Data supplied:
──────────────────────────────
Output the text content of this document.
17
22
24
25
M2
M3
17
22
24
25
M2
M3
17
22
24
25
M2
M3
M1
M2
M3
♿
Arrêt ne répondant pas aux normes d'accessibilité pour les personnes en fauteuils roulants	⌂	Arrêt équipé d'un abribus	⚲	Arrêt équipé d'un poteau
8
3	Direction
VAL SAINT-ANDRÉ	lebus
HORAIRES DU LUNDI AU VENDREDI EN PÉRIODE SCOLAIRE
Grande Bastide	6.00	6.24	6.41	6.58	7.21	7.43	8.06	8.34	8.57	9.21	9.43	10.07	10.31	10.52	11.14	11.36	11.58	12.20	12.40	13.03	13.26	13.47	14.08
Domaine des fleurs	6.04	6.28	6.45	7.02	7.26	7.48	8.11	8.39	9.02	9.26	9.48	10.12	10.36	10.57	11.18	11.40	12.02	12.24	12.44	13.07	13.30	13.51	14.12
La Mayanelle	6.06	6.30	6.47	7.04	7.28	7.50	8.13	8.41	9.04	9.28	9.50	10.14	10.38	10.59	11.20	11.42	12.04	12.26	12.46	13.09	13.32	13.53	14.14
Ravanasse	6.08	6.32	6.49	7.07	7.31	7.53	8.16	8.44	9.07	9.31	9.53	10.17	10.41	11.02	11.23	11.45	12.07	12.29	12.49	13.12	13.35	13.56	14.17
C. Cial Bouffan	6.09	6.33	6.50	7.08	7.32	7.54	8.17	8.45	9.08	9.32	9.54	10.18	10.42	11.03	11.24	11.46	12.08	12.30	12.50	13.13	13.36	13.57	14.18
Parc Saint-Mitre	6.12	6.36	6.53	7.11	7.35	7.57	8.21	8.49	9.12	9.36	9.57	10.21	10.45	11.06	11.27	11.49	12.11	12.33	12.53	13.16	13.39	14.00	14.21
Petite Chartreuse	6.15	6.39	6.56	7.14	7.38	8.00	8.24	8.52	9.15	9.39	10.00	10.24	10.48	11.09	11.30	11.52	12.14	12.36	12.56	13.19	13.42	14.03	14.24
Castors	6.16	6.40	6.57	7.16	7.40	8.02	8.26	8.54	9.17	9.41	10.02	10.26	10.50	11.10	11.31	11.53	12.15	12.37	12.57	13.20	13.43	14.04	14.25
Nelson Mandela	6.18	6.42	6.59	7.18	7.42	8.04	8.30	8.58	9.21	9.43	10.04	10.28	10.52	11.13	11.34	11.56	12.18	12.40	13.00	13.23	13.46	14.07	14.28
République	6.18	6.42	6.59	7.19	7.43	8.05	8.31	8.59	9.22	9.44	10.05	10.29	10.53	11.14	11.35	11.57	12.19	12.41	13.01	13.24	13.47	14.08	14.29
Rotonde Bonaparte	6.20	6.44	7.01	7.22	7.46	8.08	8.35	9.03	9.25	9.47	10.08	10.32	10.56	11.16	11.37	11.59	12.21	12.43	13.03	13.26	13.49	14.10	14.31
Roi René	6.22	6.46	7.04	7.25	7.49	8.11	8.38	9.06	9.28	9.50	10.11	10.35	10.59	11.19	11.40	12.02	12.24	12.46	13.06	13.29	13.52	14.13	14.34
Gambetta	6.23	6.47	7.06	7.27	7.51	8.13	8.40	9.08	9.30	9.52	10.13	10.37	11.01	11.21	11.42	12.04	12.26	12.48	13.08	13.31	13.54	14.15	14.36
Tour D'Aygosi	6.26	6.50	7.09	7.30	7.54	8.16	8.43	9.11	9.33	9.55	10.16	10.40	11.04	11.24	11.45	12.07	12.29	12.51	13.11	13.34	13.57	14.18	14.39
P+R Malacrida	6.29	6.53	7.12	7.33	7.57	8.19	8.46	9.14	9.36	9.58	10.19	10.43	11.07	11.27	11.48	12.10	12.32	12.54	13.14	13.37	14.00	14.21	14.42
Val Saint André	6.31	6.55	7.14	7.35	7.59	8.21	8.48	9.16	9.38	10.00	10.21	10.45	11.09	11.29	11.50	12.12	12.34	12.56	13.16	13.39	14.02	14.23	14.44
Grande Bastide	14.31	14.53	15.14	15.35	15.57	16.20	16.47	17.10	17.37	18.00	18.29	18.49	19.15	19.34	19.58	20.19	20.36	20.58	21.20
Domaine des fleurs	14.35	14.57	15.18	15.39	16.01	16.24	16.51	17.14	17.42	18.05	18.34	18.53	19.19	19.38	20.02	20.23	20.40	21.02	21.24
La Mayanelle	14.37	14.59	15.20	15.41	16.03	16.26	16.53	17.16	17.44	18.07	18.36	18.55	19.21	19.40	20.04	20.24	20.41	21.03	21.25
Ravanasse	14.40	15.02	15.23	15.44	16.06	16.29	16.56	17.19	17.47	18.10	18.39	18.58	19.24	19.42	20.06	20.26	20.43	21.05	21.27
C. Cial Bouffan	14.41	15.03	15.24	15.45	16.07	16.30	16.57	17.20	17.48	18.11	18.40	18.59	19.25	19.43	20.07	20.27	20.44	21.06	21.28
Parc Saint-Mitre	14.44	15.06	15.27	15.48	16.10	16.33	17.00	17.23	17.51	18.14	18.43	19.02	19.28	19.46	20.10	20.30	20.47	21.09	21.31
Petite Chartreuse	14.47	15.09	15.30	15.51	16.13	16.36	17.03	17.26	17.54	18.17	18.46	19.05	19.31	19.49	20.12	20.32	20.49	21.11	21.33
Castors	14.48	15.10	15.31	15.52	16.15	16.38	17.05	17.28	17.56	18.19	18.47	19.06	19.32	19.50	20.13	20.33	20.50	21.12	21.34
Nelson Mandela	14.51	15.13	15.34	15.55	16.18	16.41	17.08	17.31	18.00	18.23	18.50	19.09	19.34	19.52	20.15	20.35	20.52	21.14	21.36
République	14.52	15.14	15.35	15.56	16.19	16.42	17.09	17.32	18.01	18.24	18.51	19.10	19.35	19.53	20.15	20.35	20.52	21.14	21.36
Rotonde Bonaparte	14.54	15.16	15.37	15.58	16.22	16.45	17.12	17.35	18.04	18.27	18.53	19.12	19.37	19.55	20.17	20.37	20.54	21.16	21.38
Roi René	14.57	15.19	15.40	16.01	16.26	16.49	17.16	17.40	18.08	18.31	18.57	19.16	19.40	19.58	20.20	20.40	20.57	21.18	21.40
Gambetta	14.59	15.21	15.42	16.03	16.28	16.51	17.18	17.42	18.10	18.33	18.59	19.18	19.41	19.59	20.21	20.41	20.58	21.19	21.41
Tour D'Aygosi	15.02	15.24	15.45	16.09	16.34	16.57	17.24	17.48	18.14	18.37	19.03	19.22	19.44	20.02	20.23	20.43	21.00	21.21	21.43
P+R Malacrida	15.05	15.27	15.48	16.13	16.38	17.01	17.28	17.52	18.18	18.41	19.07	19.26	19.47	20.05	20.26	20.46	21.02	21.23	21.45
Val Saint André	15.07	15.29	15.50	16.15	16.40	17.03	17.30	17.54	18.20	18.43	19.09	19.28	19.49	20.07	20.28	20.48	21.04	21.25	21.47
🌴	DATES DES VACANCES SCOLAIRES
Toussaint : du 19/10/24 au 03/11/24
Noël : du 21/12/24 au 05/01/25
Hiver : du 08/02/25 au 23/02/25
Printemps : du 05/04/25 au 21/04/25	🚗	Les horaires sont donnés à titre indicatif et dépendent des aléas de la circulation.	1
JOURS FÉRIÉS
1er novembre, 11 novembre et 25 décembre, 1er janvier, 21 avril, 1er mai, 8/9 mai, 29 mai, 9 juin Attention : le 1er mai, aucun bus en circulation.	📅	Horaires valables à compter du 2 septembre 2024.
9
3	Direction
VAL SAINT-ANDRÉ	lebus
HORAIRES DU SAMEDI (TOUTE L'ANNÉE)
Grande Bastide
──────────────────────────────
Transcribe the data above in full, exactly.

Answer:
Output the text content of this document.
17
22
24
25
M2
M3
17
22
24
25
M2
M3
17
22
24
25
M2
M3
M1
M2
M3
♿
Arrêt ne répondant pas aux normes d'accessibilité pour les personnes en fauteuils roulants	⌂	Arrêt équipé d'un abribus	⚲	Arrêt équipé d'un poteau
8
3	Direction
VAL SAINT-ANDRÉ	lebus
HORAIRES DU LUNDI AU VENDREDI EN PÉRIODE SCOLAIRE
Grande Bastide	6.00	6.24	6.41	6.58	7.21	7.43	8.06	8.34	8.57	9.21	9.43	10.07	10.31	10.52	11.14	11.36	11.58	12.20	12.40	13.03	13.26	13.47	14.08
Domaine des fleurs	6.04	6.28	6.45	7.02	7.26	7.48	8.11	8.39	9.02	9.26	9.48	10.12	10.36	10.57	11.18	11.40	12.02	12.24	12.44	13.07	13.30	13.51	14.12
La Mayanelle	6.06	6.30	6.47	7.04	7.28	7.50	8.13	8.41	9.04	9.28	9.50	10.14	10.38	10.59	11.20	11.42	12.04	12.26	12.46	13.09	13.32	13.53	14.14
Ravanasse	6.08	6.32	6.49	7.07	7.31	7.53	8.16	8.44	9.07	9.31	9.53	10.17	10.41	11.02	11.23	11.45	12.07	12.29	12.49	13.12	13.35	13.56	14.17
C. Cial Bouffan	6.09	6.33	6.50	7.08	7.32	7.54	8.17	8.45	9.08	9.32	9.54	10.18	10.42	11.03	11.24	11.46	12.08	12.30	12.50	13.13	13.36	13.57	14.18
Parc Saint-Mitre	6.12	6.36	6.53	7.11	7.35	7.57	8.21	8.49	9.12	9.36	9.57	10.21	10.45	11.06	11.27	11.49	12.11	12.33	12.53	13.16	13.39	14.00	14.21
Petite Chartreuse	6.15	6.39	6.56	7.14	7.38	8.00	8.24	8.52	9.15	9.39	10.00	10.24	10.48	11.09	11.30	11.52	12.14	12.36	12.56	13.19	13.42	14.03	14.24
Castors	6.16	6.40	6.57	7.16	7.40	8.02	8.26	8.54	9.17	9.41	10.02	10.26	10.50	11.10	11.31	11.53	12.15	12.37	12.57	13.20	13.43	14.04	14.25
Nelson Mandela	6.18	6.42	6.59	7.18	7.42	8.04	8.30	8.58	9.21	9.43	10.04	10.28	10.52	11.13	11.34	11.56	12.18	12.40	13.00	13.23	13.46	14.07	14.28
République	6.18	6.42	6.59	7.19	7.43	8.05	8.31	8.59	9.22	9.44	10.05	10.29	10.53	11.14	11.35	11.57	12.19	12.41	13.01	13.24	13.47	14.08	14.29
Rotonde Bonaparte	6.20	6.44	7.01	7.22	7.46	8.08	8.35	9.03	9.25	9.47	10.08	10.32	10.56	11.16	11.37	11.59	12.21	12.43	13.03	13.26	13.49	14.10	14.31
Roi René	6.22	6.46	7.04	7.25	7.49	8.11	8.38	9.06	9.28	9.50	10.11	10.35	10.59	11.19	11.40	12.02	12.24	12.46	13.06	13.29	13.52	14.13	14.34
Gambetta	6.23	6.47	7.06	7.27	7.51	8.13	8.40	9.08	9.30	9.52	10.13	10.37	11.01	11.21	11.42	12.04	12.26	12.48	13.08	13.31	13.54	14.15	14.36
Tour D'Aygosi	6.26	6.50	7.09	7.30	7.54	8.16	8.43	9.11	9.33	9.55	10.16	10.40	11.04	11.24	11.45	12.07	12.29	12.51	13.11	13.34	13.57	14.18	14.39
P+R Malacrida	6.29	6.53	7.12	7.33	7.57	8.19	8.46	9.14	9.36	9.58	10.19	10.43	11.07	11.27	11.48	12.10	12.32	12.54	13.14	13.37	14.00	14.21	14.42
Val Saint André	6.31	6.55	7.14	7.35	7.59	8.21	8.48	9.16	9.38	10.00	10.21	10.45	11.09	11.29	11.50	12.12	12.34	12.56	13.16	13.39	14.02	14.23	14.44
Grande Bastide	14.31	14.53	15.14	15.35	15.57	16.20	16.47	17.10	17.37	18.00	18.29	18.49	19.15	19.34	19.58	20.19	20.36	20.58	21.20
Domaine des fleurs	14.35	14.57	15.18	15.39	16.01	16.24	16.51	17.14	17.42	18.05	18.34	18.53	19.19	19.38	20.02	20.23	20.40	21.02	21.24
La Mayanelle	14.37	14.59	15.20	15.41	16.03	16.26	16.53	17.16	17.44	18.07	18.36	18.55	19.21	19.40	20.04	20.24	20.41	21.03	21.25
Ravanasse	14.40	15.02	15.23	15.44	16.06	16.29	16.56	17.19	17.47	18.10	18.39	18.58	19.24	19.42	20.06	20.26	20.43	21.05	21.27
C. Cial Bouffan	14.41	15.03	15.24	15.45	16.07	16.30	16.57	17.20	17.48	18.11	18.40	18.59	19.25	19.43	20.07	20.27	20.44	21.06	21.28
Parc Saint-Mitre	14.44	15.06	15.27	15.48	16.10	16.33	17.00	17.23	17.51	18.14	18.43	19.02	19.28	19.46	20.10	20.30	20.47	21.09	21.31
Petite Chartreuse	14.47	15.09	15.30	15.51	16.13	16.36	17.03	17.26	17.54	18.17	18.46	19.05	19.31	19.49	20.12	20.32	20.49	21.11	21.33
Castors	14.48	15.10	15.31	15.52	16.15	16.38	17.05	17.28	17.56	18.19	18.47	19.06	19.32	19.50	20.13	20.33	20.50	21.12	21.34
Nelson Mandela	14.51	15.13	15.34	15.55	16.18	16.41	17.08	17.31	18.00	18.23	18.50	19.09	19.34	19.52	20.15	20.35	20.52	21.14	21.36
République	14.52	15.14	15.35	15.56	16.19	16.42	17.09	17.32	18.01	18.24	18.51	19.10	19.35	19.53	20.15	20.35	20.52	21.14	21.36
Rotonde Bonaparte	14.54	15.16	15.37	15.58	16.22	16.45	17.12	17.35	18.04	18.27	18.53	19.12	19.37	19.55	20.17	20.37	20.54	21.16	21.38
Roi René	14.57	15.19	15.40	16.01	16.26	16.49	17.16	17.40	18.08	18.31	18.57	19.16	19.40	19.58	20.20	20.40	20.57	21.18	21.40
Gambetta	14.59	15.21	15.42	16.03	16.28	16.51	17.18	17.42	18.10	18.33	18.59	19.18	19.41	19.59	20.21	20.41	20.58	21.19	21.41
Tour D'Aygosi	15.02	15.24	15.45	16.09	16.34	16.57	17.24	17.48	18.14	18.37	19.03	19.22	19.44	20.02	20.23	20.43	21.00	21.21	21.43
P+R Malacrida	15.05	15.27	15.48	16.13	16.38	17.01	17.28	17.52	18.18	18.41	19.07	19.26	19.47	20.05	20.26	20.46	21.02	21.23	21.45
Val Saint André	15.07	15.29	15.50	16.15	16.40	17.03	17.30	17.54	18.20	18.43	19.09	19.28	19.49	20.07	20.28	20.48	21.04	21.25	21.47
🌴	DATES DES VACANCES SCOLAIRES
Toussaint : du 19/10/24 au 03/11/24
Noël : du 21/12/24 au 05/01/25
Hiver : du 08/02/25 au 23/02/25
Printemps : du 05/04/25 au 21/04/25	🚗	Les horaires sont donnés à titre indicatif et dépendent des aléas de la circulation.	1
JOURS FÉRIÉS
1er novembre, 11 novembre et 25 décembre, 1er janvier, 21 avril, 1er mai, 8/9 mai, 29 mai, 9 juin Attention : le 1er mai, aucun bus en circulation.	📅	Horaires valables à compter du 2 septembre 2024.
9
3	Direction
VAL SAINT-ANDRÉ	lebus
HORAIRES DU SAMEDI (TOUTE L'ANNÉE)
Grande Bastide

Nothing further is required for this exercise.